Exercise prompt |
Select the lines that contain "严格准入门槛" and copy each of them.

+++ Input rows +++

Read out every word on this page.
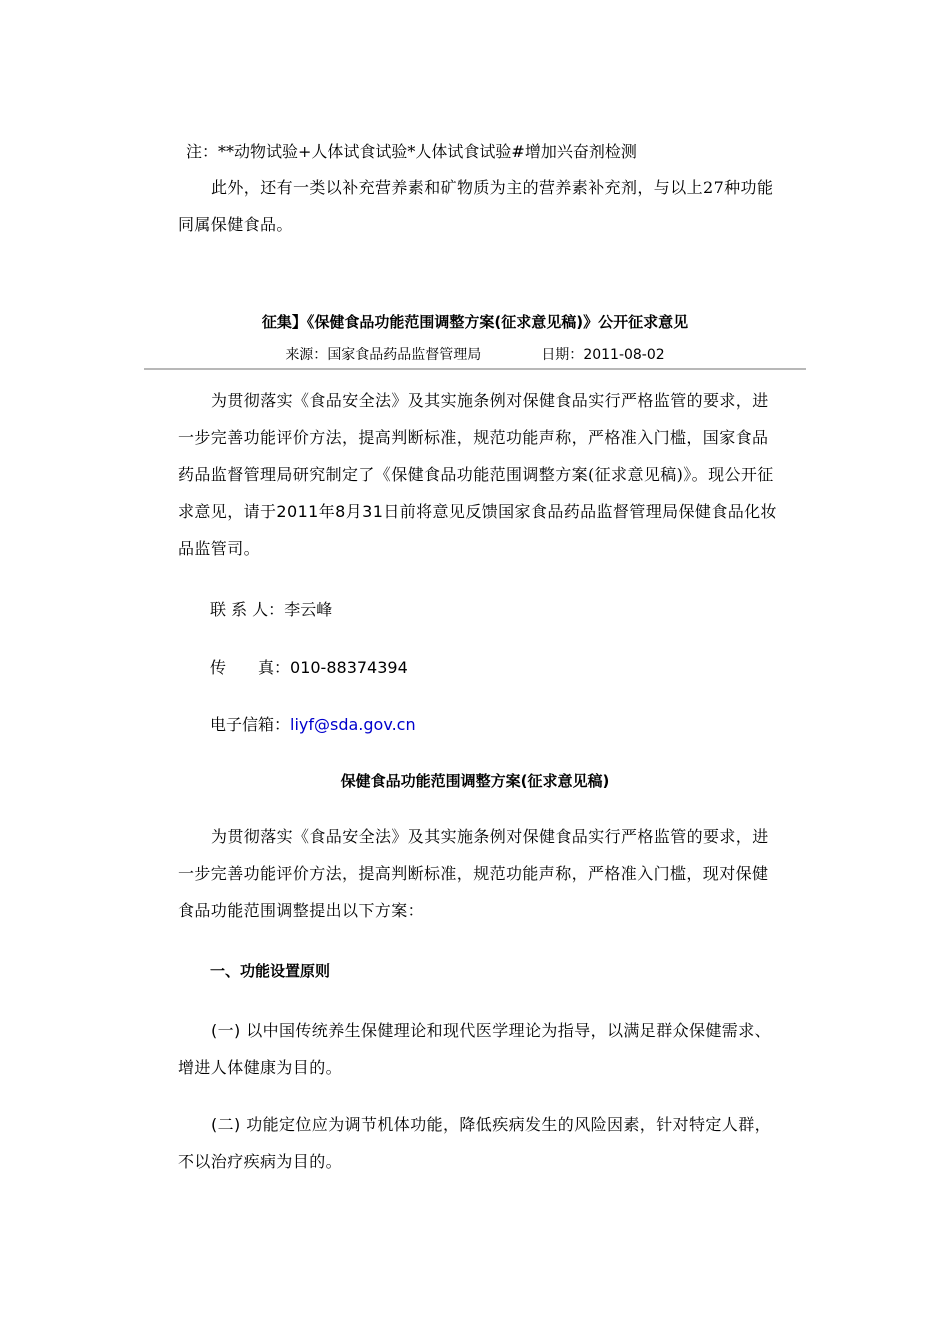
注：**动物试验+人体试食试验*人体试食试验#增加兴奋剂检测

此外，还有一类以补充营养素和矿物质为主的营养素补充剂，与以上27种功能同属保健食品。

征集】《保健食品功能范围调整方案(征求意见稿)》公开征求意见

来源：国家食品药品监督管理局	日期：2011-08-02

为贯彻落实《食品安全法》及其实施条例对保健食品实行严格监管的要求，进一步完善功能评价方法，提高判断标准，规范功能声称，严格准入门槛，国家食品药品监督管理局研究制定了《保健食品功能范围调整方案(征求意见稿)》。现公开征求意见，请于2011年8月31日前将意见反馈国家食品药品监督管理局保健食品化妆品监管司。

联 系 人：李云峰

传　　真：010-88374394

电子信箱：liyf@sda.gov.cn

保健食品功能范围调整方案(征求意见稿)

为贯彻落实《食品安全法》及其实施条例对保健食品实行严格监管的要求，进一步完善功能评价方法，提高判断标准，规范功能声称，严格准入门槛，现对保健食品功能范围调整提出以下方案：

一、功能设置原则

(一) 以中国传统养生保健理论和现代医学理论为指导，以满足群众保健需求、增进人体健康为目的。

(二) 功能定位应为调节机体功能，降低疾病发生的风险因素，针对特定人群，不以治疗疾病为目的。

+++

Response to this exercise |
为贯彻落实《食品安全法》及其实施条例对保健食品实行严格监管的要求，进一步完善功能评价方法，提高判断标准，规范功能声称，严格准入门槛，国家食品药品监督管理局研究制定了《保健食品功能范围调整方案(征求意见稿)》。现公开征求意见，请于2011年8月31日前将意见反馈国家食品药品监督管理局保健食品化妆品监管司。
为贯彻落实《食品安全法》及其实施条例对保健食品实行严格监管的要求，进一步完善功能评价方法，提高判断标准，规范功能声称，严格准入门槛，现对保健食品功能范围调整提出以下方案：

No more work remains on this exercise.